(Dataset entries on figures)
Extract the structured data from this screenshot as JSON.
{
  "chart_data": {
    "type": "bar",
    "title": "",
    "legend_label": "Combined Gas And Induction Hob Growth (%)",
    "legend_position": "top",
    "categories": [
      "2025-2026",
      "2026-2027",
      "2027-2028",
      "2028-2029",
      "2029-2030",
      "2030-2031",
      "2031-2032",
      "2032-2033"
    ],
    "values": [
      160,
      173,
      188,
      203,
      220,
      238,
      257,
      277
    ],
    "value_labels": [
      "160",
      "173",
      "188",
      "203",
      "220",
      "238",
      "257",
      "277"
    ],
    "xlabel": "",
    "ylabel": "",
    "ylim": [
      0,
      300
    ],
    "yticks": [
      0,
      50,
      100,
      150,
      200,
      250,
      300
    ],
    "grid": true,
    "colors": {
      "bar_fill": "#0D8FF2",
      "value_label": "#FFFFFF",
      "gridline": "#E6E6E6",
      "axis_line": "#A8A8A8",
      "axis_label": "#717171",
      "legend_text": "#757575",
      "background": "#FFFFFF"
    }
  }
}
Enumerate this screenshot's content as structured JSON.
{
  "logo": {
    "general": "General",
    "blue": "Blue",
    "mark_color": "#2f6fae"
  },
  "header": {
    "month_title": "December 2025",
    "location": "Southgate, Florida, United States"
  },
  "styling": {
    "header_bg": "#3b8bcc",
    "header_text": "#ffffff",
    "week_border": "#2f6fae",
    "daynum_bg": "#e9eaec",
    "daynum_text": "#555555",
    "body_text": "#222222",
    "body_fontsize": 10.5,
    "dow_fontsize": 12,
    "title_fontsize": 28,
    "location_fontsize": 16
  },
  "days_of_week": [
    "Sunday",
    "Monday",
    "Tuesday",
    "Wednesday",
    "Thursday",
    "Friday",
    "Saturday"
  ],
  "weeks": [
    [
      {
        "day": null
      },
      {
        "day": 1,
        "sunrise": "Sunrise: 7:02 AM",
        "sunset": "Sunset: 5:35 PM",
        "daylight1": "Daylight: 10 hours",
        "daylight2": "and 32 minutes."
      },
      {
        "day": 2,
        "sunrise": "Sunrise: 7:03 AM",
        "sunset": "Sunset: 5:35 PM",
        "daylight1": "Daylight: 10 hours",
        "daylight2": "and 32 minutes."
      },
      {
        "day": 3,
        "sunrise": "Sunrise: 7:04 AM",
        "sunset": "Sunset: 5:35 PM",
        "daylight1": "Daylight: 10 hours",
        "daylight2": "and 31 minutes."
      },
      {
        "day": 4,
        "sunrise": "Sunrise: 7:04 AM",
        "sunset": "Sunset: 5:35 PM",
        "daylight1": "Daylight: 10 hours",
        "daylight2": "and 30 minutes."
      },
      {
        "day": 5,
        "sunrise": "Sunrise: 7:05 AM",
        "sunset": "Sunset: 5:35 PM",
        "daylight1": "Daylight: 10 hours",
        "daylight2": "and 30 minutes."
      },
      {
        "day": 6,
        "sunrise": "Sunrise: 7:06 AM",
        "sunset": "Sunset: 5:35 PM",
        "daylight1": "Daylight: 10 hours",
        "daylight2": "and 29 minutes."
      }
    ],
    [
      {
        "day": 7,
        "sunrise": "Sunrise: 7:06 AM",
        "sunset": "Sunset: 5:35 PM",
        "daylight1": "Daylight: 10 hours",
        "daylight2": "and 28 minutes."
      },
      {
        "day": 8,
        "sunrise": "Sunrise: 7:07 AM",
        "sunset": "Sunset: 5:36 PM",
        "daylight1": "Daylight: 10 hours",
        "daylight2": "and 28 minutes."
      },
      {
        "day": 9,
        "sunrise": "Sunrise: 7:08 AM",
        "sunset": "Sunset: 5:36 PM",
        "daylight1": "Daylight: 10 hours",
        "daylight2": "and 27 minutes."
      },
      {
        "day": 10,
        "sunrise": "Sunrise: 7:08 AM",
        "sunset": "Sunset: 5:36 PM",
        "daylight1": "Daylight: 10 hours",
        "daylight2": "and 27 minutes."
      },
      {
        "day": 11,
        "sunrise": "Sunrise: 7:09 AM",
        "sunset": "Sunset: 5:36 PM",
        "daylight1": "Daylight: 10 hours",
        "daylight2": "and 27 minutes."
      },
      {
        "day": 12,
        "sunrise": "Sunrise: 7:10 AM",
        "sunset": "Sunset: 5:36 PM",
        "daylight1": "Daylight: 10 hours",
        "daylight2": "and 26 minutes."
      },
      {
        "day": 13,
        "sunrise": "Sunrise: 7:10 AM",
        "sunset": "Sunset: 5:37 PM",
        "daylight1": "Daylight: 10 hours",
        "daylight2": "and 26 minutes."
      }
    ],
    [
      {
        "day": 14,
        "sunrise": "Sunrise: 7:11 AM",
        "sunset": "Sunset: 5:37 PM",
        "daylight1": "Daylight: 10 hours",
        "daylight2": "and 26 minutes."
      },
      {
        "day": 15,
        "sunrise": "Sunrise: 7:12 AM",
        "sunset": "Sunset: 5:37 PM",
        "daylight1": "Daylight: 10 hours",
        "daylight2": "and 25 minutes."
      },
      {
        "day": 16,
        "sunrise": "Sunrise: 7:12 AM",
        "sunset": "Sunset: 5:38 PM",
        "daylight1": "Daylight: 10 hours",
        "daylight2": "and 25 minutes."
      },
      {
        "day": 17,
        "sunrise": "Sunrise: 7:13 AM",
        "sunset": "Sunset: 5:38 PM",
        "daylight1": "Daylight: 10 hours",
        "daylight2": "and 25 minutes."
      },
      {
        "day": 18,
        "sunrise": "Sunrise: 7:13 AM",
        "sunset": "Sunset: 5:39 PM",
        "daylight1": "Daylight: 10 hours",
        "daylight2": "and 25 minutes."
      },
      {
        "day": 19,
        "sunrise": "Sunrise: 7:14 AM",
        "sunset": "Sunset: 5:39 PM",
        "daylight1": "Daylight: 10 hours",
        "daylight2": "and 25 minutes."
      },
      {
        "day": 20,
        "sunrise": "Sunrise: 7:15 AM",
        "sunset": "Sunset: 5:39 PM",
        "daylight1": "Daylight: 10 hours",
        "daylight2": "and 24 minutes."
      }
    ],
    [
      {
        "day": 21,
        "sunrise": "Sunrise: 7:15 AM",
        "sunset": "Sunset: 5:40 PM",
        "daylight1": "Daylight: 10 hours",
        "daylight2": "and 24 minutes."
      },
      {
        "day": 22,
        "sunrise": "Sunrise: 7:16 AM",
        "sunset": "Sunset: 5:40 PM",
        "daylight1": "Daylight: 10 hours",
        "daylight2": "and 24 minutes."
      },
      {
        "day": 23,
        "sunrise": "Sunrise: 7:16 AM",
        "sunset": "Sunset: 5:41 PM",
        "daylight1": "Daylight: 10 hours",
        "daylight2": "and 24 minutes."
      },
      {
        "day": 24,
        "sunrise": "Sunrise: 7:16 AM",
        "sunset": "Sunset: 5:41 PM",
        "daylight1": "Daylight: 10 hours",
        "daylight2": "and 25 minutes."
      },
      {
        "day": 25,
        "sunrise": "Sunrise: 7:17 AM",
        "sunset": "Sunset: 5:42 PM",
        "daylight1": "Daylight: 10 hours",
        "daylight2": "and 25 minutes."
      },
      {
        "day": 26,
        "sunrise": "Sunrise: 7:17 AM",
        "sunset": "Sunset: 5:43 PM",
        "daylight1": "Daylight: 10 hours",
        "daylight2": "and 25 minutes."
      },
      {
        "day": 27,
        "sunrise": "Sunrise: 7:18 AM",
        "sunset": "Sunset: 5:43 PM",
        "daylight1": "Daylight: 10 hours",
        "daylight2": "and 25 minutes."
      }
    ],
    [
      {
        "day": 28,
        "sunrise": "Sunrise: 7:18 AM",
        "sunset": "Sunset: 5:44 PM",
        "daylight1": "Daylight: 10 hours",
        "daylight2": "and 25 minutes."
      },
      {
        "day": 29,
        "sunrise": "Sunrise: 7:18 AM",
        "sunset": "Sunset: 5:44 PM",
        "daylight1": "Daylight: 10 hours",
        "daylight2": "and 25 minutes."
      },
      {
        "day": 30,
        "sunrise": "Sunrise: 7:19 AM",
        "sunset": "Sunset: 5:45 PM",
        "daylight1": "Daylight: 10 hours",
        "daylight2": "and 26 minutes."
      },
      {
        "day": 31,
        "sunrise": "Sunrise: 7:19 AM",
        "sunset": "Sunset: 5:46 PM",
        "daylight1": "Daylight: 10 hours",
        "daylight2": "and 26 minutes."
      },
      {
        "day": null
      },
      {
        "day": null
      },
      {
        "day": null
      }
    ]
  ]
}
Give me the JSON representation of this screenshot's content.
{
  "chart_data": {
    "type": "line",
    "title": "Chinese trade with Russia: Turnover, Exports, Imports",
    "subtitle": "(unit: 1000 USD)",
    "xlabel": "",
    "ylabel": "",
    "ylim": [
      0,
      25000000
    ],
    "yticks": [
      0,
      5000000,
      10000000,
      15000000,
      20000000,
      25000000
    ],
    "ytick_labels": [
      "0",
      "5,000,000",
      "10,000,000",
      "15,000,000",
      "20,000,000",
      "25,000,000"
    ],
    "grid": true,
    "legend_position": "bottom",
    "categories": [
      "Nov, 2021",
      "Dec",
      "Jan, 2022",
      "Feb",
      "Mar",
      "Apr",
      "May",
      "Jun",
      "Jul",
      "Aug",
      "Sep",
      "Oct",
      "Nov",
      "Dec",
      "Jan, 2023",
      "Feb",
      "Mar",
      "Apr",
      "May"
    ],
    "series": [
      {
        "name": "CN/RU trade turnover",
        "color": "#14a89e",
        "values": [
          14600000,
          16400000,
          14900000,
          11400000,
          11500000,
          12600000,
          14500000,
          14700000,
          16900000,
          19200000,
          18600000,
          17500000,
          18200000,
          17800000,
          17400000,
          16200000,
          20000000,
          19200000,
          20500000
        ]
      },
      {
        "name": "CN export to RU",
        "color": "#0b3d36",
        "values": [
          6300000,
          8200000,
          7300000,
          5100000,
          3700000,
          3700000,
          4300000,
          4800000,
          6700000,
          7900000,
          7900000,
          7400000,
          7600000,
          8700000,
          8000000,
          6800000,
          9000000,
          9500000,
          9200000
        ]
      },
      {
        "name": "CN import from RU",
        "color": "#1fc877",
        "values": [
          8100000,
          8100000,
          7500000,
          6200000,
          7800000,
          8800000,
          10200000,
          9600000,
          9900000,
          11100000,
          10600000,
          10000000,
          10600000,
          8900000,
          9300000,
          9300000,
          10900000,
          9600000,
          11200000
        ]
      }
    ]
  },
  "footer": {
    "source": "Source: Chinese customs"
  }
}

WRITTEN REQUEST: Gather all lines from the listing above in which "this" occurs.

TASK OUTPUT:
Extract the structured data from this screenshot as JSON.
Enumerate this screenshot's content as structured JSON.
Give me the JSON representation of this screenshot's content.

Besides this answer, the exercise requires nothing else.